--- PASSAGE SHOWN ---
Past Meetup

"Machine Learning in Presto" And "Non-Parametric Bayesian"

This Meetup is past

153 people went

Location image of event venue


We are happy to announce a double-talk meetup with Christopher Berner of Facebook and Mohitdeep Singh of Rdio.

This is a joint meetup with SF Machine Learning, so please only register in one place either here or at SF Machine Learning.

Talk 1: Machine Learning in Presto

Presto is an open source distributed SQL query engine used by Facebook, in our Hadoop warehouse. It's typically about 10x faster than Hive, and can be extended to a number of other use cases. One of these extensions adds SQL functions to create and make predictions with machine learning models. The aim of this is to significantly reduce the time it takes to prototype a model, by moving the construction and testing of the model to the database.


Christopher Berner works as a software engineer at Facebook on the Presto team. He wrote the ML functionality, and has worked on the query planner, type system, bytecode generator, and many other pieces of Presto. Before Presto he worked on the newsfeed ranking team developing machine learning models.

Talk 2: Non-Parametric Bayesian: Feature Engineering is machine learning

With the advent of big data, collecting huge amount of unstructured data is pretty much a standard routine. Since, not much thought is given apriori on data, most of the times, this data is unlabelled. Fortunately, application of unsupervised learning techniques allows us to understand and explore something about the structure of our data. But common techniques like kmeans or EM approaches doesn't work well when you are dealing with high dimensional feature set(say text data). Dimensionality reduction techniques are applicable but then one has to work in transformed feature space where you don't know which dimension is what (loss of interpretation). Also, such parametric approaches suffer from the assumptions built in them (for example: you have to fix the number of clusters apriori). In this talk, we will talk about non-parametric bayesian approaches ((in particular) Chinese Restaurant Process metaphor) which allows you to learn infinite number of clusters. We will also demonstrate the results of such approaches in the text data.

Bio: Mohitdeep Singh works at Rdio as a data scientist. He is also a collaborator at Lawerence Berkeley Lab where he is working on scaling randomized linear algebra techniques on spark/edison. His research interests are large scale machine learning, bayesian inferences, randomized techniques in linear algebra and probabilistic graphical models. He did his first masters from Carnegie Mellon and is currently pursuing his second masters (part-time) from Georgia Tech.(


6pm - 6:30 pm social

6:30 pm -- 6:35 pm introduction

6:35 pm -- 7:15 pm Chris talk

7:15 pm -- 7:20 pm Q & A for Chris

7:20 pm -- 8:00 pm Mohit talk

8:00 pm -- 8:15 pm Q & A for both Chris and Mohit

8: 30 pm ends
---
▶ _GOALS_
- 1) According to the meetup announcement, how much faster than Hive is Presto typically?
- 2) Decide whether each statement agrees with the meetup announcement. Answer yes or no, and quote the words from the announcement that settle it.
(a) Christopher Berner wrote the machine learning functionality in Presto.
(b) Mohitdeep Singh has already completed his second master's degree at Georgia Tech.
(c) Parametric approaches require the number of clusters to be fixed in advance.
--- RECORD EXTRACTS ---
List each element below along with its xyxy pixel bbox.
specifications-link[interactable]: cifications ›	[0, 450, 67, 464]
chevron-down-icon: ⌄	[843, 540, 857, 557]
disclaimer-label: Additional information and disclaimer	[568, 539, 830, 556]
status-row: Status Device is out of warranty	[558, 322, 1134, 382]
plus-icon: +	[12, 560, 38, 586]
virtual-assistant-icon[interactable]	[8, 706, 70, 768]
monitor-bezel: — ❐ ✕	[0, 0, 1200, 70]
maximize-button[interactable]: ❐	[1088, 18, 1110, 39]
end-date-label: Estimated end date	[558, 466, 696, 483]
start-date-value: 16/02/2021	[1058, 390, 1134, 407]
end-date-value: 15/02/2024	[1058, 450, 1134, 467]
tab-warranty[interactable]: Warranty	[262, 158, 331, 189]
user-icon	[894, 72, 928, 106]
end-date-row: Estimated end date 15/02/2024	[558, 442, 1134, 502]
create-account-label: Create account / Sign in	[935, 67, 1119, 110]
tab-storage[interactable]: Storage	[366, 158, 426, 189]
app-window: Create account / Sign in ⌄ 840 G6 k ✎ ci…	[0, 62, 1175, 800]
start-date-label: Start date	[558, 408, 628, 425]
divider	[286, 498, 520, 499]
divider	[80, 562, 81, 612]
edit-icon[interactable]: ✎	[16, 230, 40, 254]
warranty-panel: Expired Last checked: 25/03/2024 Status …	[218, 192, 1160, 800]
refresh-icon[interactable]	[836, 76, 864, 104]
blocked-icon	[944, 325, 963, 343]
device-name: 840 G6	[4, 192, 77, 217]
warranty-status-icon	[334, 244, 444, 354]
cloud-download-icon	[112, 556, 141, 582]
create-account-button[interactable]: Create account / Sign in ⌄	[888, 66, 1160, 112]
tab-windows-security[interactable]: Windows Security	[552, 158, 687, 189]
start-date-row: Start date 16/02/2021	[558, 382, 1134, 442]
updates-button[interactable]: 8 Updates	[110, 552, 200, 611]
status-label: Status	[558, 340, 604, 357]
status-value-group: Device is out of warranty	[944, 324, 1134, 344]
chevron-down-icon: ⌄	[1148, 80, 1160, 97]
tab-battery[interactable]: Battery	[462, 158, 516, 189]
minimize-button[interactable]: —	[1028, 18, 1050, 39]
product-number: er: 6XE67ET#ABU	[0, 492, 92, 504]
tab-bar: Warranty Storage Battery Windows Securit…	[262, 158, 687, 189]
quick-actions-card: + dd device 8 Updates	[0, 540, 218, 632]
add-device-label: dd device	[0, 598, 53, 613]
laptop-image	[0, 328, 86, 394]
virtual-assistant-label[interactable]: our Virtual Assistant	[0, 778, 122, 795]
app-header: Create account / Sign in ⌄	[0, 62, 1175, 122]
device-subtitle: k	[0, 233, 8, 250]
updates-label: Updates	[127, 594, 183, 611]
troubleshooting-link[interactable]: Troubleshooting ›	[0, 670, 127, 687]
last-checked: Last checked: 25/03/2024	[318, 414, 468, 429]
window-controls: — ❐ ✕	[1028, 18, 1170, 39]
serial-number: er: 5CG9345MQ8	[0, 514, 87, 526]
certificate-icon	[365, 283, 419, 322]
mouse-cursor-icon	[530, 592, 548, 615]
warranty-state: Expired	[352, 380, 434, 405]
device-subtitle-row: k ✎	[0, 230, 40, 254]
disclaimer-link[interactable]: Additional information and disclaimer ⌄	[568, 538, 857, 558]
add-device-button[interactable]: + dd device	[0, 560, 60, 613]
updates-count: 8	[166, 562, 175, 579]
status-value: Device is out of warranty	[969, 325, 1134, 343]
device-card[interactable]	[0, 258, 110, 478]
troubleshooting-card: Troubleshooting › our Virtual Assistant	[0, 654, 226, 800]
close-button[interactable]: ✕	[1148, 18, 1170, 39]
---
▶ _ANSWERS GIVEN_
- 1) About 10x faster.

- 2)
(a) Yes: "He wrote the ML functionality"
(b) No: "is currently pursuing his second masters (part-time) from Georgia Tech"
(c) Yes: "you have to fix the number of clusters apriori"